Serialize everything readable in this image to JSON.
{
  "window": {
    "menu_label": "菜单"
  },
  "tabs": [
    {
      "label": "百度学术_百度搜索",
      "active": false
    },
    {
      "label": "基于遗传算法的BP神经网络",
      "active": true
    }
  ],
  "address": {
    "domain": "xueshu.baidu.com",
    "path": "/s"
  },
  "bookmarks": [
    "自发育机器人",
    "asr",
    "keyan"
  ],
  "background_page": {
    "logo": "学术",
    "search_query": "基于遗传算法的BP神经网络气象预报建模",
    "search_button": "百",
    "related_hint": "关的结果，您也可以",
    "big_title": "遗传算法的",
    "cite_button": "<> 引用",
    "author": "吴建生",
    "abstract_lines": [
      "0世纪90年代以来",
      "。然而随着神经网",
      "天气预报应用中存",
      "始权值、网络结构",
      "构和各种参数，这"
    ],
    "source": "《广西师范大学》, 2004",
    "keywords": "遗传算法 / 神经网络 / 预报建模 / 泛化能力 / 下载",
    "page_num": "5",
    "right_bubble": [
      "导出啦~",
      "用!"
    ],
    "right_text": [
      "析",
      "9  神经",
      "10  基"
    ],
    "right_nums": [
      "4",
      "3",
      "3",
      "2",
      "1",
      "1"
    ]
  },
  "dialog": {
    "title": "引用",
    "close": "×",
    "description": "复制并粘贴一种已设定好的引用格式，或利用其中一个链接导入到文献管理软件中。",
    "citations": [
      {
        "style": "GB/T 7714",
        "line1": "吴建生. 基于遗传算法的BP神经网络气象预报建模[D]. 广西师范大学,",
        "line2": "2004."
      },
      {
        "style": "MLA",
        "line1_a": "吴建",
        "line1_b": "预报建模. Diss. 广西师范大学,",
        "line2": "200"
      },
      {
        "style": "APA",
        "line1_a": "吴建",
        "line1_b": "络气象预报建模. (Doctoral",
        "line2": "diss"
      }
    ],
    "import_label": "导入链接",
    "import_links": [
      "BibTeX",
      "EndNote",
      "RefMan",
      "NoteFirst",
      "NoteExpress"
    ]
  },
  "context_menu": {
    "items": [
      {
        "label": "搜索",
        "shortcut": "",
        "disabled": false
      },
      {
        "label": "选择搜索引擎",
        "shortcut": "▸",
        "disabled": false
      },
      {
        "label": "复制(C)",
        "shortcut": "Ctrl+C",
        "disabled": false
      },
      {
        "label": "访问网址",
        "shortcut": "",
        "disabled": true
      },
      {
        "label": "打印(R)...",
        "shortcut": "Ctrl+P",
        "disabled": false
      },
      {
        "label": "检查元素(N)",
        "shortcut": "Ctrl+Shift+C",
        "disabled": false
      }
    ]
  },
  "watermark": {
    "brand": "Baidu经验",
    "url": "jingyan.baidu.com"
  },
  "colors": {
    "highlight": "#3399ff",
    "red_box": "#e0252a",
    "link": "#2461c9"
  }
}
════
**Task directions**
In the material above, how many lines hold the word "基于遗传算法的BP神经网络气象预报建模"? Say only the number.

**The completed task**
2